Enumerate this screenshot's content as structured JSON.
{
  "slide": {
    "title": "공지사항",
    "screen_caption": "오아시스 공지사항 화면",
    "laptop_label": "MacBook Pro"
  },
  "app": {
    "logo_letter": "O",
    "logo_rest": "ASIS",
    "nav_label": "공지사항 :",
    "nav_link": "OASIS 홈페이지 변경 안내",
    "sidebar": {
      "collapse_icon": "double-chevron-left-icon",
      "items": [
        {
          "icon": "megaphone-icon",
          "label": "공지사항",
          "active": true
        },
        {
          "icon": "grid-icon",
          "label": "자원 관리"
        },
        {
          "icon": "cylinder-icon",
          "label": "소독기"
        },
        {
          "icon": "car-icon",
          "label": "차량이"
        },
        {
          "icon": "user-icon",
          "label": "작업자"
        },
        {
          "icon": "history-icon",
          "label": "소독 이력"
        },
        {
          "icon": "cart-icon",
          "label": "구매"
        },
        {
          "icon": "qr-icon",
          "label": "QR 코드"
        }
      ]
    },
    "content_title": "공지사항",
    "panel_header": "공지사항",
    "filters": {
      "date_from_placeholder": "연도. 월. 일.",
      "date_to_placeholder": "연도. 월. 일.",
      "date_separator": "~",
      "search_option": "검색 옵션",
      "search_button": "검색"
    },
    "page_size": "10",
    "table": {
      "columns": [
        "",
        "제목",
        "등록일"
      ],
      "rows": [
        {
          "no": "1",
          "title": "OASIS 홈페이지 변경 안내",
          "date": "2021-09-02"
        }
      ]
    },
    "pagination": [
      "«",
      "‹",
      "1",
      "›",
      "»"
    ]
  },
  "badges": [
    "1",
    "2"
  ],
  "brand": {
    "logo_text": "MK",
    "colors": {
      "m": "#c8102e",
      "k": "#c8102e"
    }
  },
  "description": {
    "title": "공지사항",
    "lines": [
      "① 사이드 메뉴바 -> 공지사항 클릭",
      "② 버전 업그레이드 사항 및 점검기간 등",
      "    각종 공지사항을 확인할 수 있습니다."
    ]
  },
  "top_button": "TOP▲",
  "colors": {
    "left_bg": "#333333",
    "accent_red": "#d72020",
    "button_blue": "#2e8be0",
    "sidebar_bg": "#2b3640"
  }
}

+===+

EXERCISE TASK:
Take the entries and copy them out exactly.

EXERCISE ANSWER:
Enumerate this screenshot's content as structured JSON.
{
  "slide": {
    "title": "공지사항",
    "screen_caption": "오아시스 공지사항 화면",
    "laptop_label": "MacBook Pro"
  },
  "app": {
    "logo_letter": "O",
    "logo_rest": "ASIS",
    "nav_label": "공지사항 :",
    "nav_link": "OASIS 홈페이지 변경 안내",
    "sidebar": {
      "collapse_icon": "double-chevron-left-icon",
      "items": [
        {
          "icon": "megaphone-icon",
          "label": "공지사항",
          "active": true
        },
        {
          "icon": "grid-icon",
          "label": "자원 관리"
        },
        {
          "icon": "cylinder-icon",
          "label": "소독기"
        },
        {
          "icon": "car-icon",
          "label": "차량이"
        },
        {
          "icon": "user-icon",
          "label": "작업자"
        },
        {
          "icon": "history-icon",
          "label": "소독 이력"
        },
        {
          "icon": "cart-icon",
          "label": "구매"
        },
        {
          "icon": "qr-icon",
          "label": "QR 코드"
        }
      ]
    },
    "content_title": "공지사항",
    "panel_header": "공지사항",
    "filters": {
      "date_from_placeholder": "연도. 월. 일.",
      "date_to_placeholder": "연도. 월. 일.",
      "date_separator": "~",
      "search_option": "검색 옵션",
      "search_button": "검색"
    },
    "page_size": "10",
    "table": {
      "columns": [
        "",
        "제목",
        "등록일"
      ],
      "rows": [
        {
          "no": "1",
          "title": "OASIS 홈페이지 변경 안내",
          "date": "2021-09-02"
        }
      ]
    },
    "pagination": [
      "«",
      "‹",
      "1",
      "›",
      "»"
    ]
  },
  "badges": [
    "1",
    "2"
  ],
  "brand": {
    "logo_text": "MK",
    "colors": {
      "m": "#c8102e",
      "k": "#c8102e"
    }
  },
  "description": {
    "title": "공지사항",
    "lines": [
      "① 사이드 메뉴바 -> 공지사항 클릭",
      "② 버전 업그레이드 사항 및 점검기간 등",
      "    각종 공지사항을 확인할 수 있습니다."
    ]
  },
  "top_button": "TOP▲",
  "colors": {
    "left_bg": "#333333",
    "accent_red": "#d72020",
    "button_blue": "#2e8be0",
    "sidebar_bg": "#2b3640"
  }
}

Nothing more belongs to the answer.